- _Figure record extracts_
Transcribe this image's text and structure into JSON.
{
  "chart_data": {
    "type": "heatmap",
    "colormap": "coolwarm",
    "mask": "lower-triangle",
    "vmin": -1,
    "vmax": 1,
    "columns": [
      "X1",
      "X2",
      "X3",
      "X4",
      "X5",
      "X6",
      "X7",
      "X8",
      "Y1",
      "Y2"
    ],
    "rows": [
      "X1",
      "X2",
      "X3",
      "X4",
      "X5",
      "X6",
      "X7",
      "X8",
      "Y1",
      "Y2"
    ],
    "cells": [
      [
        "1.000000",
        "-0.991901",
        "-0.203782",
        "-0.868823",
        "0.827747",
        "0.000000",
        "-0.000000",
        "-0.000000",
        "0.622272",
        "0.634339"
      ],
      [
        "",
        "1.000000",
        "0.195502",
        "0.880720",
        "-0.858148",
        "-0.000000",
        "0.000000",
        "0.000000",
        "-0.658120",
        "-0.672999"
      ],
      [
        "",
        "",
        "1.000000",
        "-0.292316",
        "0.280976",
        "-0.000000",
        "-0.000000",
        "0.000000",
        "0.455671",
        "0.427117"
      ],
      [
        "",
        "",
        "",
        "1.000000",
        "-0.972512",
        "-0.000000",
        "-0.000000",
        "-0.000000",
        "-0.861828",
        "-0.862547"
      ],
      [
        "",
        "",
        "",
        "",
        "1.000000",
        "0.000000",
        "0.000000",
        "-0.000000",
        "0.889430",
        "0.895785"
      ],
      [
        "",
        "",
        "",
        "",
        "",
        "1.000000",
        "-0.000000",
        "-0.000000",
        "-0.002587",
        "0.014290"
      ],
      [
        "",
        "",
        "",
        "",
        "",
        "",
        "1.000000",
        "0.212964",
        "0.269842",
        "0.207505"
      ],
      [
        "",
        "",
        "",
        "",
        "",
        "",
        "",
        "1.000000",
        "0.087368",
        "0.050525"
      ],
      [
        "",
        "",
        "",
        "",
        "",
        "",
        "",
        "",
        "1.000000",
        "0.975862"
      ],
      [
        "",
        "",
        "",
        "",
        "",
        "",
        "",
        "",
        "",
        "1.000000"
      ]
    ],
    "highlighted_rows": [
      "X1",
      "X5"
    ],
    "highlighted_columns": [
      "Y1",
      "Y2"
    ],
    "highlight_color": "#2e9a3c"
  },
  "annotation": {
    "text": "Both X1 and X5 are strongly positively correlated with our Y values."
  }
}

- _Short task_
Extract all the material, leaving every line as it is.

- _Solution to the exercise_
Transcribe this image's text and structure into JSON.
{
  "chart_data": {
    "type": "heatmap",
    "colormap": "coolwarm",
    "mask": "lower-triangle",
    "vmin": -1,
    "vmax": 1,
    "columns": [
      "X1",
      "X2",
      "X3",
      "X4",
      "X5",
      "X6",
      "X7",
      "X8",
      "Y1",
      "Y2"
    ],
    "rows": [
      "X1",
      "X2",
      "X3",
      "X4",
      "X5",
      "X6",
      "X7",
      "X8",
      "Y1",
      "Y2"
    ],
    "cells": [
      [
        "1.000000",
        "-0.991901",
        "-0.203782",
        "-0.868823",
        "0.827747",
        "0.000000",
        "-0.000000",
        "-0.000000",
        "0.622272",
        "0.634339"
      ],
      [
        "",
        "1.000000",
        "0.195502",
        "0.880720",
        "-0.858148",
        "-0.000000",
        "0.000000",
        "0.000000",
        "-0.658120",
        "-0.672999"
      ],
      [
        "",
        "",
        "1.000000",
        "-0.292316",
        "0.280976",
        "-0.000000",
        "-0.000000",
        "0.000000",
        "0.455671",
        "0.427117"
      ],
      [
        "",
        "",
        "",
        "1.000000",
        "-0.972512",
        "-0.000000",
        "-0.000000",
        "-0.000000",
        "-0.861828",
        "-0.862547"
      ],
      [
        "",
        "",
        "",
        "",
        "1.000000",
        "0.000000",
        "0.000000",
        "-0.000000",
        "0.889430",
        "0.895785"
      ],
      [
        "",
        "",
        "",
        "",
        "",
        "1.000000",
        "-0.000000",
        "-0.000000",
        "-0.002587",
        "0.014290"
      ],
      [
        "",
        "",
        "",
        "",
        "",
        "",
        "1.000000",
        "0.212964",
        "0.269842",
        "0.207505"
      ],
      [
        "",
        "",
        "",
        "",
        "",
        "",
        "",
        "1.000000",
        "0.087368",
        "0.050525"
      ],
      [
        "",
        "",
        "",
        "",
        "",
        "",
        "",
        "",
        "1.000000",
        "0.975862"
      ],
      [
        "",
        "",
        "",
        "",
        "",
        "",
        "",
        "",
        "",
        "1.000000"
      ]
    ],
    "highlighted_rows": [
      "X1",
      "X5"
    ],
    "highlighted_columns": [
      "Y1",
      "Y2"
    ],
    "highlight_color": "#2e9a3c"
  },
  "annotation": {
    "text": "Both X1 and X5 are strongly positively correlated with our Y values."
  }
}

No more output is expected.